__DATASET RECORDS__:
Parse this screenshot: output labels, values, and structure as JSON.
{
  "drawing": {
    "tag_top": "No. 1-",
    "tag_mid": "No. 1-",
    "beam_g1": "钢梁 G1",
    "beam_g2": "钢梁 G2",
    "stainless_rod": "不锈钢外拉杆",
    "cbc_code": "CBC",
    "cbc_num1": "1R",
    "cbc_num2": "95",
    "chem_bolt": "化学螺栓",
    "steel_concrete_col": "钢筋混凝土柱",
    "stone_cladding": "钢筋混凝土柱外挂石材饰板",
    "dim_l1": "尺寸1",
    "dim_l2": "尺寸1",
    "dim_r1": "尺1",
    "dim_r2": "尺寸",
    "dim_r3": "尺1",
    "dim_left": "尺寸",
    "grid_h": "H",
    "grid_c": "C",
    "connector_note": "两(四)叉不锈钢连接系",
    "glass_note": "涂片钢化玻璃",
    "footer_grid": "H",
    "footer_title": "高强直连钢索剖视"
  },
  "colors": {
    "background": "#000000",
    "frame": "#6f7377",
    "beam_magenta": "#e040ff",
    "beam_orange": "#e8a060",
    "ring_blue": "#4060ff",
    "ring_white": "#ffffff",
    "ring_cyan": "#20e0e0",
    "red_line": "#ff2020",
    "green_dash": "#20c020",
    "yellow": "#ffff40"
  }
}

__WORK INSTRUCTIONS__:
Reproduce the listing above word for word.

__EXERCISE RESULT__:
Parse this screenshot: output labels, values, and structure as JSON.
{
  "drawing": {
    "tag_top": "No. 1-",
    "tag_mid": "No. 1-",
    "beam_g1": "钢梁 G1",
    "beam_g2": "钢梁 G2",
    "stainless_rod": "不锈钢外拉杆",
    "cbc_code": "CBC",
    "cbc_num1": "1R",
    "cbc_num2": "95",
    "chem_bolt": "化学螺栓",
    "steel_concrete_col": "钢筋混凝土柱",
    "stone_cladding": "钢筋混凝土柱外挂石材饰板",
    "dim_l1": "尺寸1",
    "dim_l2": "尺寸1",
    "dim_r1": "尺1",
    "dim_r2": "尺寸",
    "dim_r3": "尺1",
    "dim_left": "尺寸",
    "grid_h": "H",
    "grid_c": "C",
    "connector_note": "两(四)叉不锈钢连接系",
    "glass_note": "涂片钢化玻璃",
    "footer_grid": "H",
    "footer_title": "高强直连钢索剖视"
  },
  "colors": {
    "background": "#000000",
    "frame": "#6f7377",
    "beam_magenta": "#e040ff",
    "beam_orange": "#e8a060",
    "ring_blue": "#4060ff",
    "ring_white": "#ffffff",
    "ring_cyan": "#20e0e0",
    "red_line": "#ff2020",
    "green_dash": "#20c020",
    "yellow": "#ffff40"
  }
}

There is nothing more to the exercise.